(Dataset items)
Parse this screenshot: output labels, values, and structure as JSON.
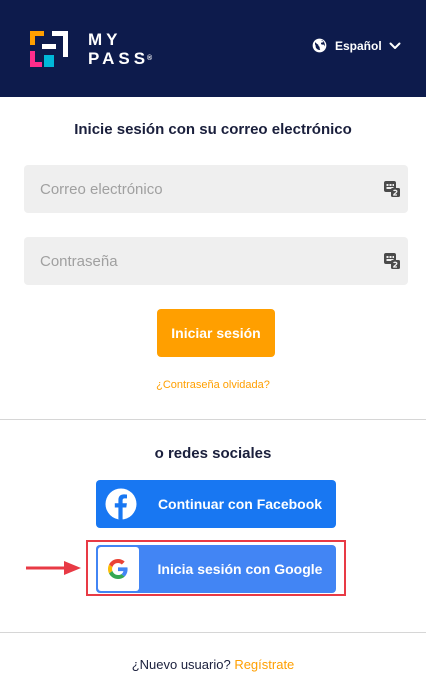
{
  "header": {
    "logo_text_line1": "MY",
    "logo_text_line2": "PASS",
    "logo_reg": "®",
    "language_label": "Español",
    "background_color": "#0d1b4c"
  },
  "login": {
    "title": "Inicie sesión con su correo electrónico",
    "email_placeholder": "Correo electrónico",
    "email_value": "",
    "password_placeholder": "Contraseña",
    "password_value": "",
    "submit_label": "Iniciar sesión",
    "forgot_label": "¿Contraseña olvidada?",
    "accent_color": "#ff9f00"
  },
  "social": {
    "title": "o redes sociales",
    "facebook_label": "Continuar con Facebook",
    "google_label": "Inicia sesión con Google",
    "facebook_color": "#1877f2",
    "google_color": "#4285f4",
    "highlight_color": "#e83a45"
  },
  "footer": {
    "question": "¿Nuevo usuario?",
    "register_label": "Regístrate"
  },
  "icons": {
    "logo": "mypass-logo-icon",
    "language": "globe-icon",
    "dropdown": "chevron-down-icon",
    "field_key": "password-manager-key-icon",
    "facebook": "facebook-icon",
    "google": "google-icon",
    "annotation": "red-arrow-icon"
  }
}
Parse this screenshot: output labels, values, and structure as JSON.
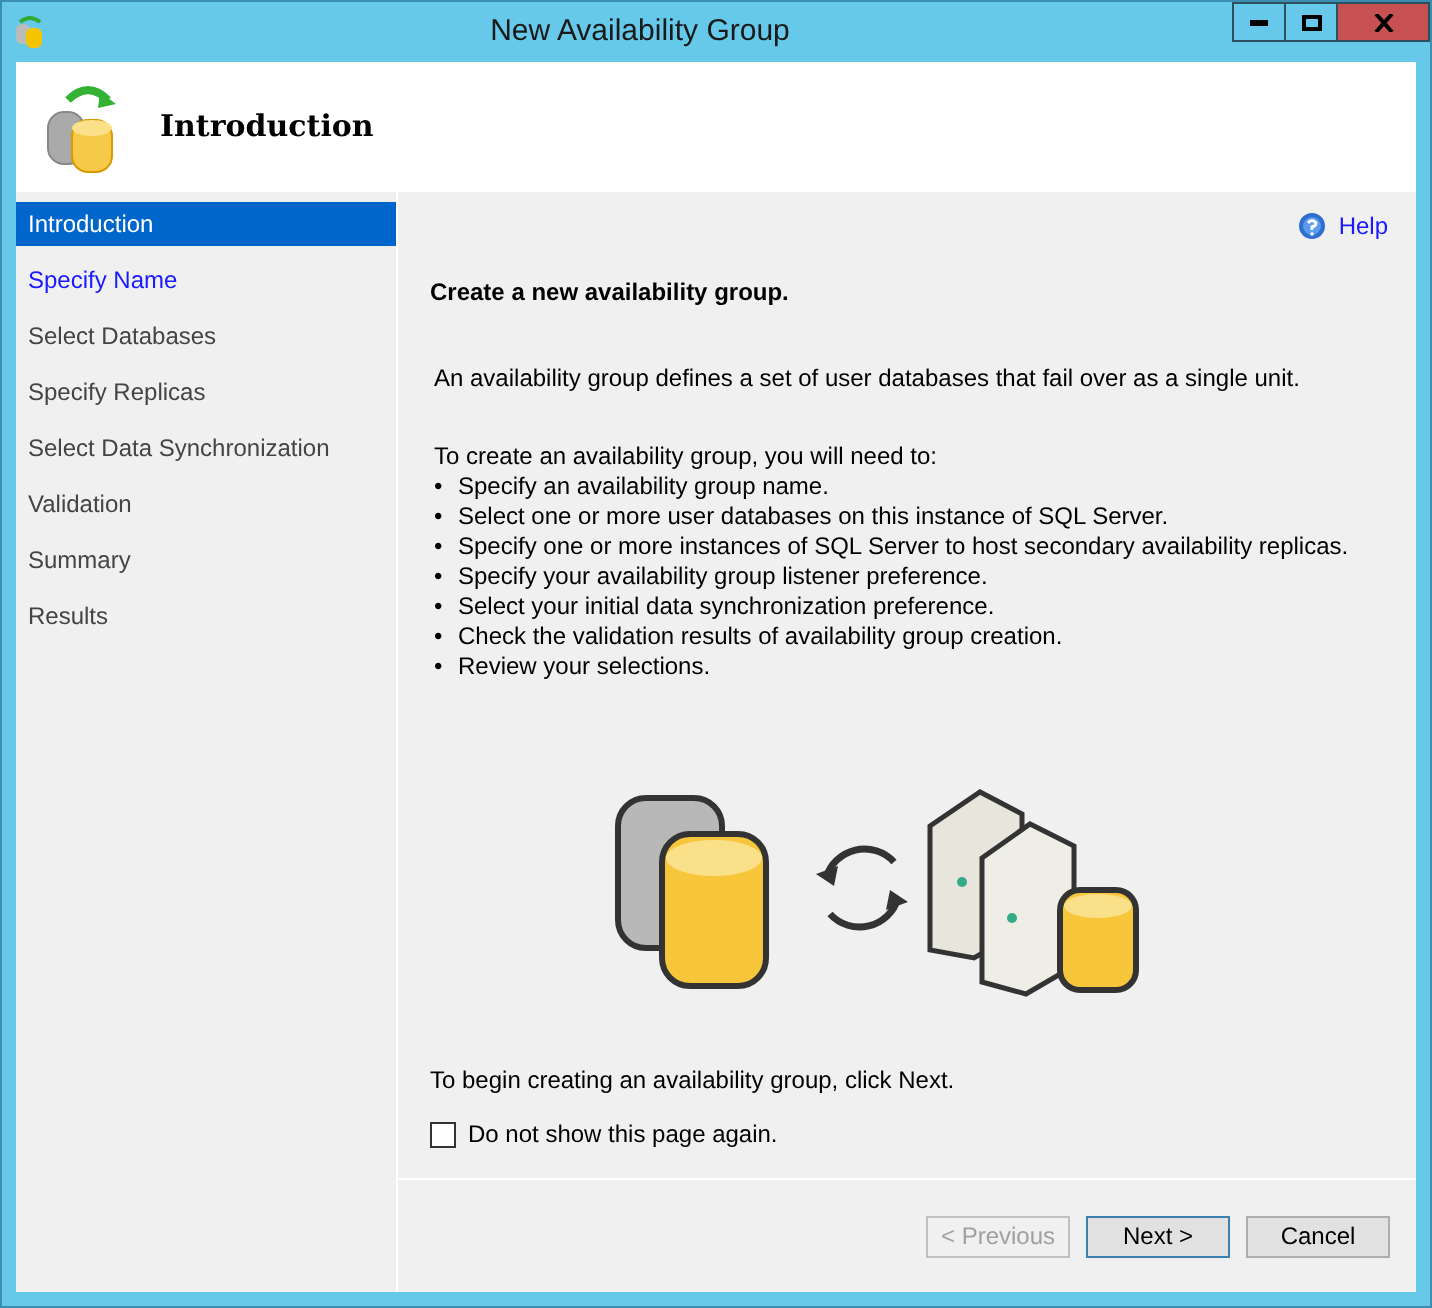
{
  "window": {
    "title": "New Availability Group"
  },
  "header": {
    "title": "Introduction"
  },
  "sidebar": {
    "items": [
      {
        "label": "Introduction",
        "selected": true,
        "available": true
      },
      {
        "label": "Specify Name",
        "selected": false,
        "available": true
      },
      {
        "label": "Select Databases",
        "selected": false,
        "available": false
      },
      {
        "label": "Specify Replicas",
        "selected": false,
        "available": false
      },
      {
        "label": "Select Data Synchronization",
        "selected": false,
        "available": false
      },
      {
        "label": "Validation",
        "selected": false,
        "available": false
      },
      {
        "label": "Summary",
        "selected": false,
        "available": false
      },
      {
        "label": "Results",
        "selected": false,
        "available": false
      }
    ]
  },
  "help": {
    "label": "Help"
  },
  "content": {
    "heading": "Create a new availability group.",
    "description": "An availability group defines a set of user databases that fail over as a single unit.",
    "steps_intro": "To create an availability group, you will need to:",
    "steps": [
      {
        "bullet": "•",
        "text": "Specify an availability group name."
      },
      {
        "bullet": "•",
        "text": "Select one or more user databases on this instance of SQL Server."
      },
      {
        "bullet": "•",
        "text": "Specify one or more instances of SQL Server to host secondary availability replicas."
      },
      {
        "bullet": "•",
        "text": "Specify your availability group listener preference."
      },
      {
        "bullet": "•",
        "text": "Select your initial data synchronization preference."
      },
      {
        "bullet": "•",
        "text": "Check the validation results of availability group creation."
      },
      {
        "bullet": "•",
        "text": "Review your selections."
      }
    ],
    "begin_hint": "To begin creating an availability group, click Next.",
    "dont_show": {
      "label": "Do not show this page again.",
      "checked": false
    }
  },
  "buttons": [
    {
      "label": "< Previous",
      "disabled": true,
      "default": false
    },
    {
      "label": "Next >",
      "disabled": false,
      "default": true
    },
    {
      "label": "Cancel",
      "disabled": false,
      "default": false
    }
  ]
}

→ **EXERCISE OBJECTIVE**: In the entries above, how many lines contain the word "Contraseña"? Answer with the number only.

→ **WRITTEN SOLUTION**: 2